Begin Task input

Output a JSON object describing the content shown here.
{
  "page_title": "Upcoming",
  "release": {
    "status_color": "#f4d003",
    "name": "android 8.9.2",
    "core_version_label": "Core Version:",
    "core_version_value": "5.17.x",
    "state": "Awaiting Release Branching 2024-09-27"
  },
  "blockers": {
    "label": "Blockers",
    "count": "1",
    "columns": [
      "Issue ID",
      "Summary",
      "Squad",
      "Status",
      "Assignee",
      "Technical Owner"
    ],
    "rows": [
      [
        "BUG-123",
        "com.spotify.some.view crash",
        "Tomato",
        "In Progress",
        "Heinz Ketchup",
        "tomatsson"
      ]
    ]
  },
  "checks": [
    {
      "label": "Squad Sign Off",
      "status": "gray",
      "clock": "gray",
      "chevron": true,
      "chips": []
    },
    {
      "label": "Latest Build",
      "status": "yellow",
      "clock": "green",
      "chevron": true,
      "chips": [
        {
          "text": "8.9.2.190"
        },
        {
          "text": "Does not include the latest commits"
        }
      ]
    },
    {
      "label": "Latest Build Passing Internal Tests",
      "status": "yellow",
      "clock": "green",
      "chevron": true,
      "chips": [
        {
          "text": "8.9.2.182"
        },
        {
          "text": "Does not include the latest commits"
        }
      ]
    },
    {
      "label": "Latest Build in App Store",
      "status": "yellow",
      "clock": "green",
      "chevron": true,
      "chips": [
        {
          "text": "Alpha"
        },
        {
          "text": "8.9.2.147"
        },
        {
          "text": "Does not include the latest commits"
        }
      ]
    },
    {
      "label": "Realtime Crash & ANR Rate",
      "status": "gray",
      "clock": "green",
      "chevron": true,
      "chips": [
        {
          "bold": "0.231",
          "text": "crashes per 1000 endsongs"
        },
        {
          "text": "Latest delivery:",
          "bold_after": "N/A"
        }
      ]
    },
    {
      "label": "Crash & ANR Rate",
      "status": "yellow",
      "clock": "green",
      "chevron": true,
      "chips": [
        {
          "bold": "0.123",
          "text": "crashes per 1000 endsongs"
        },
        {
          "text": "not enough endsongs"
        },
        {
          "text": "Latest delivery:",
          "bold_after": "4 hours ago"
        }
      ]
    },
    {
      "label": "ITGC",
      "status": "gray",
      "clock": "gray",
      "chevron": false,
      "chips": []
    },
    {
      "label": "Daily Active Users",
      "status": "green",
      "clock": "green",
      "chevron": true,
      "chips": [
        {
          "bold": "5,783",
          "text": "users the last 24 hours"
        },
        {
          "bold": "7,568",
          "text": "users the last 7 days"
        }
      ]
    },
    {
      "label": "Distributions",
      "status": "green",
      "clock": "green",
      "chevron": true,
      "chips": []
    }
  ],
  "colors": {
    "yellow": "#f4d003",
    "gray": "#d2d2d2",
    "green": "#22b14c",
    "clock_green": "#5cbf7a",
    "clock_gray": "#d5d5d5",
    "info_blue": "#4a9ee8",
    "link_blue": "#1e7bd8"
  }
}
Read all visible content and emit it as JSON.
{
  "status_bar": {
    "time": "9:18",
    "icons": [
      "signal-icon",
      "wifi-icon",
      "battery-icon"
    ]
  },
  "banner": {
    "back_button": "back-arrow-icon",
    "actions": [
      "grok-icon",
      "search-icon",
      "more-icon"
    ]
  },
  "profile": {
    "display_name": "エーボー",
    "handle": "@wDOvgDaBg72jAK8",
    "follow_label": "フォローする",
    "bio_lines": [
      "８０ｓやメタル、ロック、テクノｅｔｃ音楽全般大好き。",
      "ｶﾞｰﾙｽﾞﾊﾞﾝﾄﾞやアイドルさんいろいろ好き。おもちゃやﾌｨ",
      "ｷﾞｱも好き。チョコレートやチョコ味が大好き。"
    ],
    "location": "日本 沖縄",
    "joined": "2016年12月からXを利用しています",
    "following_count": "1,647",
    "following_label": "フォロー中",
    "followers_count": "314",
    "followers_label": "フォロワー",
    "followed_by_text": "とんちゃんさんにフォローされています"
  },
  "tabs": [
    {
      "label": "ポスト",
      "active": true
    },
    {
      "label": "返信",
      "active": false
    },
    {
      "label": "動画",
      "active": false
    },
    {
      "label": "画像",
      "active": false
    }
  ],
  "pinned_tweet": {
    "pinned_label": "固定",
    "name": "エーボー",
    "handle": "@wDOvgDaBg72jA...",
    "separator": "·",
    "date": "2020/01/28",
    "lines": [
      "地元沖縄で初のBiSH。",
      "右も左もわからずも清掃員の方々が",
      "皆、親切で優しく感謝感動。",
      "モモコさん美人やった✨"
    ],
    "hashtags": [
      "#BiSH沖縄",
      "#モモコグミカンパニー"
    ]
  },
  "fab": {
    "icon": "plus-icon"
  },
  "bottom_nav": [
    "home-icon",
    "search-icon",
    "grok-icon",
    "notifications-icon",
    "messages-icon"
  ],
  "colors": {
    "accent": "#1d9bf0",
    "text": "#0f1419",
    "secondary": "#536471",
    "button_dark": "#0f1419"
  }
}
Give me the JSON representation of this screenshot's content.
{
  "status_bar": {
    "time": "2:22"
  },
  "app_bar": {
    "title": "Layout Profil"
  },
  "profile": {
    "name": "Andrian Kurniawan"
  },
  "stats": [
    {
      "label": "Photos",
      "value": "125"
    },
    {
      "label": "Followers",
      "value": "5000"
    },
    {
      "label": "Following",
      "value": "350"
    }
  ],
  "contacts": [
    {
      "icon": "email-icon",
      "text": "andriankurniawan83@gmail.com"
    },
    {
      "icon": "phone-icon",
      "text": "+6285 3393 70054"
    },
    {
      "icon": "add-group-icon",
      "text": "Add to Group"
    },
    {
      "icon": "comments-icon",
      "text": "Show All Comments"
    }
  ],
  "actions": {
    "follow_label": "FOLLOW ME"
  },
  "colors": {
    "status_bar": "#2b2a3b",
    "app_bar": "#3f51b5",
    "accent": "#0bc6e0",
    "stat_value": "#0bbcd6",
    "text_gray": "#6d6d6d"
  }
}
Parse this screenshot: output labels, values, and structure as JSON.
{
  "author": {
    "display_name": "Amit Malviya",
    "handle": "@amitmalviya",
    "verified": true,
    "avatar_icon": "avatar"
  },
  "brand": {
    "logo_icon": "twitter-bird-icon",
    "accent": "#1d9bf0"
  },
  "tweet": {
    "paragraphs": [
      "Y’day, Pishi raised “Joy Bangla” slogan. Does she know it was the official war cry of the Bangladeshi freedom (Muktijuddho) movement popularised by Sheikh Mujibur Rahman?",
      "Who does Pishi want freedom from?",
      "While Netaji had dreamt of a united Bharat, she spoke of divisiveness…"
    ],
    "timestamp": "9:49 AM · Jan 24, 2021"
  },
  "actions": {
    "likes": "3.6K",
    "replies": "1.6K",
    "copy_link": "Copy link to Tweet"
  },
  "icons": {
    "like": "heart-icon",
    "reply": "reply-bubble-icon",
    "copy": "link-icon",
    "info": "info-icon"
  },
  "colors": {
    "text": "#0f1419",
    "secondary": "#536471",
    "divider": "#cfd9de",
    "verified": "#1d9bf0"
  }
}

End Task input

Write down only how many lines in the listing contain the word "this".

Correct output: 2